** Provided text **

The authors, Dr. Roman Lietz from Johannes Gutenberg University Mainz (JGU) and Dr. Fergal Lenehan from the Friedrich Schiller University of Jena, observe that socially engaged Twitter users share unexpected similarities despite their different backgrounds. "These digital cosmopolitans share similar values and are guided by similar motivations and perspectives on society," explained Dr. Roman Lietz from the Faculty of Translation Studies, Linguistics, and Cultural Studies at JGU.

'Digital cosmopolitanism' has been only sparsely researched so far

There is hardly a message on social media that does not express some form of criticism. The way in which Donald Trump instrumentalized Twitter in a new manner and the radicalization and networking of far-right terrorists via social media has meant that a special focus on the right-wing populist, agitator potential of platforms such as Facebook, Twitter, Telegram and other platforms has dominated research. Scholars rarely view the other side: Social media as a space for the spread of values such as solidarity and understanding.

In their study "Tweeting the World a Better Place," Dr. Roman Lietz and Dr. Fergal Lenehan investigate this digital cosmopolitanism. They examine the motives, biographies, and traits that lead ten different people across Europe to take positions on Twitter in support of human rights and tolerance, against authoritarianism. The qualitative study focuses on regular people rather than popular accounts of influencers.

** Exercise task 1 **
In the listing, from its first line through the line containing "page-reference: 277 <box>715", inclusive, swap "index-entry" for "catalog-entry" and reproduce those lines with nothing else changed.
The passage on digital cosmopolitanism and the listing that follows it are unrelated material.

** Data for this exercise **
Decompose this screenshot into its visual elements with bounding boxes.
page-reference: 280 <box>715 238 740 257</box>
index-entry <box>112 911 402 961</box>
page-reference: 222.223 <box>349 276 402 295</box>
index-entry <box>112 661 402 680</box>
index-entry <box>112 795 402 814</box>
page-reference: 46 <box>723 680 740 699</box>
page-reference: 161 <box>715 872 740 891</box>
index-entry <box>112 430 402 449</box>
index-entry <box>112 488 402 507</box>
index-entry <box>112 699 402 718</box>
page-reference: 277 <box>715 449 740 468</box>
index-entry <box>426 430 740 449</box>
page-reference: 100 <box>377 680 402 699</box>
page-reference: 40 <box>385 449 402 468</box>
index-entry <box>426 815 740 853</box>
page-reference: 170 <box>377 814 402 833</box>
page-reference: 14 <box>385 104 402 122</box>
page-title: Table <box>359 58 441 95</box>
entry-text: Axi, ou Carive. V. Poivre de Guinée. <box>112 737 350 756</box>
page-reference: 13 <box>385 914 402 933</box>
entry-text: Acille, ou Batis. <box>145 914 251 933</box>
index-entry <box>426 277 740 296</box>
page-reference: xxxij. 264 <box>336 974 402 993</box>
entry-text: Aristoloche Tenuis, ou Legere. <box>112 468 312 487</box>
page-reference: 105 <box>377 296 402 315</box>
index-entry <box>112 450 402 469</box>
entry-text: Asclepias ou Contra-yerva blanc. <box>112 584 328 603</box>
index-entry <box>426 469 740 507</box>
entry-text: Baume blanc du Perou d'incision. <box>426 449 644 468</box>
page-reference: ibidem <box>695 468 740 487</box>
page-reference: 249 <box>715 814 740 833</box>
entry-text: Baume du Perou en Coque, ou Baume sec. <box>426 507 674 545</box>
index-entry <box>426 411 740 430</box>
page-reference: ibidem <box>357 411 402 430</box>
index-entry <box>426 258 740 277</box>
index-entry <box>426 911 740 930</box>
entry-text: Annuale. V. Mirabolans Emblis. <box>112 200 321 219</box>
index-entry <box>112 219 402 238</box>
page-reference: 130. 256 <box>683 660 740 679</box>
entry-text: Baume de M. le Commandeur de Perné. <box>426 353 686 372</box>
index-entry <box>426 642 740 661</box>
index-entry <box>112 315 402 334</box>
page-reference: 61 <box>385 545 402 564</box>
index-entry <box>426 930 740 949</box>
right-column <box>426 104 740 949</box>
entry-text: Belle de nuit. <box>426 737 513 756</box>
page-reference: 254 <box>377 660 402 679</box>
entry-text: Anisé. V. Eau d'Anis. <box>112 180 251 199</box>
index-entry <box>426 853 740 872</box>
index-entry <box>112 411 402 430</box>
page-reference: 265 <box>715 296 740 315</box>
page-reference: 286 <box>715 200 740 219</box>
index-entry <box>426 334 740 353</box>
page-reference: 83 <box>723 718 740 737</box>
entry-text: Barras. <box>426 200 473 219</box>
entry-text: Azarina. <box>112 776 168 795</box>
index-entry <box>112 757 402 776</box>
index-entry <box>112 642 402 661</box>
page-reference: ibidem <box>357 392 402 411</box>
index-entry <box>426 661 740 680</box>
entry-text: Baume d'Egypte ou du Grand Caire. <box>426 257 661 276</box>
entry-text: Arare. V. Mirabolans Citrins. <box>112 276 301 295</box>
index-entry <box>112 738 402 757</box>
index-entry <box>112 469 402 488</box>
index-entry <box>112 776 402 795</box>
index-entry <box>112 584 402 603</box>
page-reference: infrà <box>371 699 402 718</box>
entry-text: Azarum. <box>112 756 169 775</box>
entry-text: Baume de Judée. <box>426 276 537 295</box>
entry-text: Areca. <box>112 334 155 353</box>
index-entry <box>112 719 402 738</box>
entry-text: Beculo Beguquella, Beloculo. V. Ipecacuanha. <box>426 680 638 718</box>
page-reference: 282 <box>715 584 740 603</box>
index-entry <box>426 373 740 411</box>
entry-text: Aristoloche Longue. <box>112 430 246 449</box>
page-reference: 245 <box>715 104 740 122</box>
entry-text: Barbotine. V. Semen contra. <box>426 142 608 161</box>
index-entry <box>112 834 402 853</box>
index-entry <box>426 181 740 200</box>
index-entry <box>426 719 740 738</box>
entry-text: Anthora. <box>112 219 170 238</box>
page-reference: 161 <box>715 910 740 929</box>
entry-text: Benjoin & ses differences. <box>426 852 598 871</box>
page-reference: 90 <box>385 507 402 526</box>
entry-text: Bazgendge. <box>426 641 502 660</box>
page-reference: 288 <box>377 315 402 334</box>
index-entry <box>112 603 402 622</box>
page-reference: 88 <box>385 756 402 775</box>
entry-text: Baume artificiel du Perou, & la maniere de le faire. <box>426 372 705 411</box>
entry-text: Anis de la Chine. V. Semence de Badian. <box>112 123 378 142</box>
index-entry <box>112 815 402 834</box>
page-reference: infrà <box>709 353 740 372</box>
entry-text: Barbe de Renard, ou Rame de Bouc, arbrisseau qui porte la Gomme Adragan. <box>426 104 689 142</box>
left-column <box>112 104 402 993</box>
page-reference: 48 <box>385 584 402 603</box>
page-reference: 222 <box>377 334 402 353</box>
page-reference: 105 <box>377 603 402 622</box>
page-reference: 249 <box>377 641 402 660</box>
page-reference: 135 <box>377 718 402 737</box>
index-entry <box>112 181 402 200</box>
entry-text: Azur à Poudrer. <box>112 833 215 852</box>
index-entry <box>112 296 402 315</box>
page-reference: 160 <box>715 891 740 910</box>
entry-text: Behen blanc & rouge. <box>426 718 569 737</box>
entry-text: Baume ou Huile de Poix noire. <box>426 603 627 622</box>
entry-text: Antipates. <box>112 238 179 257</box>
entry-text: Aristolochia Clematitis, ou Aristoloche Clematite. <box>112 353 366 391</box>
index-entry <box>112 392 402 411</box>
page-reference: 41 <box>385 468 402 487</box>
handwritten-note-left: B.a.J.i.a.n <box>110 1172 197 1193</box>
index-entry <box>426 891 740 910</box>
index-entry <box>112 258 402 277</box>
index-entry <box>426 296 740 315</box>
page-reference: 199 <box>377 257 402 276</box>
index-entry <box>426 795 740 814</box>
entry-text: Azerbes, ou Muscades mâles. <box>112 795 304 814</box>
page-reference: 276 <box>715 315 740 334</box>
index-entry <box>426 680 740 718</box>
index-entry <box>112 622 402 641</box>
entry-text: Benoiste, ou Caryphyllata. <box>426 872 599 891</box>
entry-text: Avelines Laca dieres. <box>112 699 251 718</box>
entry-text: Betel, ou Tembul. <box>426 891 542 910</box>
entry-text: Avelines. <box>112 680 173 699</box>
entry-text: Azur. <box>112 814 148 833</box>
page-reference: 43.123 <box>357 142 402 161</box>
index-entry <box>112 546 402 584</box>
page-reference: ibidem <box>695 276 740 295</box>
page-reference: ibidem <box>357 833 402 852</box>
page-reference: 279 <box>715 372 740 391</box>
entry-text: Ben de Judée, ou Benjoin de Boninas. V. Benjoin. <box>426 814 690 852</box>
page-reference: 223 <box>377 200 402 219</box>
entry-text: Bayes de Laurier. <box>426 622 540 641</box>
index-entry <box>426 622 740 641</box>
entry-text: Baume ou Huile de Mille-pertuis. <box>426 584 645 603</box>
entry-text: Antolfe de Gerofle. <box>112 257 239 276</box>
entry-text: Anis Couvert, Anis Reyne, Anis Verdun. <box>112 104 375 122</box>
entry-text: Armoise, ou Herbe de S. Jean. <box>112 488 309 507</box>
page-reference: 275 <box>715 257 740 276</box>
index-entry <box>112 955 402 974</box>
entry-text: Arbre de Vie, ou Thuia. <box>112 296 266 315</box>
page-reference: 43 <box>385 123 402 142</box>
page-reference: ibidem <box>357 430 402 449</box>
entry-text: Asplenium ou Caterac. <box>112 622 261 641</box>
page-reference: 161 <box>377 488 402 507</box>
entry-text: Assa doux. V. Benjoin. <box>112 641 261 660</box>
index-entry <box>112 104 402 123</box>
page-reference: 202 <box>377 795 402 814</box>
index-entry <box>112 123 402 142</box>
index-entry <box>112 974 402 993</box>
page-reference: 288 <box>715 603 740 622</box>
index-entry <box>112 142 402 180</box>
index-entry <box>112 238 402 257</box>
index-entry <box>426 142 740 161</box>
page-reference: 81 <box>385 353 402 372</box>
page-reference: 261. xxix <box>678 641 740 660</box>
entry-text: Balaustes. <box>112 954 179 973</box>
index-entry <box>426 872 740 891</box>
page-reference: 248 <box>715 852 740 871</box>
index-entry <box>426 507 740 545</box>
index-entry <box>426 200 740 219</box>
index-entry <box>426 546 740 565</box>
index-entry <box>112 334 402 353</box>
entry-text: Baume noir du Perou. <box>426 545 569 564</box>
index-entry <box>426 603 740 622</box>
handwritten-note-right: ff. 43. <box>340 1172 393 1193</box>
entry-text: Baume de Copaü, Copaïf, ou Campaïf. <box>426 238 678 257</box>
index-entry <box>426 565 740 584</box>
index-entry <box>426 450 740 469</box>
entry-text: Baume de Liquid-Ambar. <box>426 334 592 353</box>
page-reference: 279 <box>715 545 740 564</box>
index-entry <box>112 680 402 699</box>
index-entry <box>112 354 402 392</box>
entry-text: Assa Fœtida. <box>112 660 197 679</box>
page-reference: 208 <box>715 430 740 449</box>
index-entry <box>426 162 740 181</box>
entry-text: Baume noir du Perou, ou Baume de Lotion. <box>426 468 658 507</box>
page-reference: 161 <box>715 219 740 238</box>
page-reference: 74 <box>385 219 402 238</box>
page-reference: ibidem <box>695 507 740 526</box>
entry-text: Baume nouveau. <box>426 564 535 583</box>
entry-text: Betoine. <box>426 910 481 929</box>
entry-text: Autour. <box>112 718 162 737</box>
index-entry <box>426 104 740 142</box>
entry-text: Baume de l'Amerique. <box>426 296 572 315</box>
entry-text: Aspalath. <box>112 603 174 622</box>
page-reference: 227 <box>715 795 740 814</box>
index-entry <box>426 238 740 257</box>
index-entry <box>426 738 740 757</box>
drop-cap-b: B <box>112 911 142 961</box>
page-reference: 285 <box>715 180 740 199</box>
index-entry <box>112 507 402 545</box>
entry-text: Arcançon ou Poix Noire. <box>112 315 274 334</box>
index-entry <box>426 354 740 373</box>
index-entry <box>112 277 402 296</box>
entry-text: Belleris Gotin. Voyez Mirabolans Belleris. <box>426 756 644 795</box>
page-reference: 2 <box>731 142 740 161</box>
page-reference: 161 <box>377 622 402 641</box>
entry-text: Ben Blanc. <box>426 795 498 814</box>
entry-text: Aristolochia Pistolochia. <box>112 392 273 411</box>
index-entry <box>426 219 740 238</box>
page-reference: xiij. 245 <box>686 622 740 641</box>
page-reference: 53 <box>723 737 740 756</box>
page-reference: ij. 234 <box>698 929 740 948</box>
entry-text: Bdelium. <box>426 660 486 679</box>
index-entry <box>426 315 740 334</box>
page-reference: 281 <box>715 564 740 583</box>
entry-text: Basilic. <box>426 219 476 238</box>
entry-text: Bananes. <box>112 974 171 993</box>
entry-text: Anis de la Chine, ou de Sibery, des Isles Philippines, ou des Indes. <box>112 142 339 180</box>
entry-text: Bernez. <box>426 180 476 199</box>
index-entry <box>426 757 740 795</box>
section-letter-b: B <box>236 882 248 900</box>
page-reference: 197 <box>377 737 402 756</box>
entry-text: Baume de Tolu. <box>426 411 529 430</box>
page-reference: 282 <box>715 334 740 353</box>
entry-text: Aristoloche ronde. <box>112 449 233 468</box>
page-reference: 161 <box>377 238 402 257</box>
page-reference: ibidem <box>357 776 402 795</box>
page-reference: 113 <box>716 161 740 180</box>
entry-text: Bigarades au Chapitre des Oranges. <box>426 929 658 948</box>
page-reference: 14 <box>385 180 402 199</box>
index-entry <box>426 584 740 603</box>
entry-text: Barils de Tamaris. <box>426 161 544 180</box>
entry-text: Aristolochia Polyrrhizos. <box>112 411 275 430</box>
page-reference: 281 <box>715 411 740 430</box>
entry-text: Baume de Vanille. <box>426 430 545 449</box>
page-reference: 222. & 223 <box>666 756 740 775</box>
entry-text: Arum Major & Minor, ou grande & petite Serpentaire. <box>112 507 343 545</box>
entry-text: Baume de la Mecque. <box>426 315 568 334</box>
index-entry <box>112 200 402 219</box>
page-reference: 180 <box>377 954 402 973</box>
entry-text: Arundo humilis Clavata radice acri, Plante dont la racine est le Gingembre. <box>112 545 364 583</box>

** Exercise task 2 **
What is the title of the study described in the passage on digital cosmopolitanism?

** Expected output 1 **
Decompose this screenshot into its visual elements with bounding boxes.
page-reference: 280 <box>715 238 740 257</box>
catalog-entry <box>112 911 402 961</box>
page-reference: 222.223 <box>349 276 402 295</box>
catalog-entry <box>112 661 402 680</box>
catalog-entry <box>112 795 402 814</box>
page-reference: 46 <box>723 680 740 699</box>
page-reference: 161 <box>715 872 740 891</box>
catalog-entry <box>112 430 402 449</box>
catalog-entry <box>112 488 402 507</box>
catalog-entry <box>112 699 402 718</box>
page-reference: 277 <box>715 449 740 468</box>

** Expected output 2 **
"Tweeting the World a Better Place"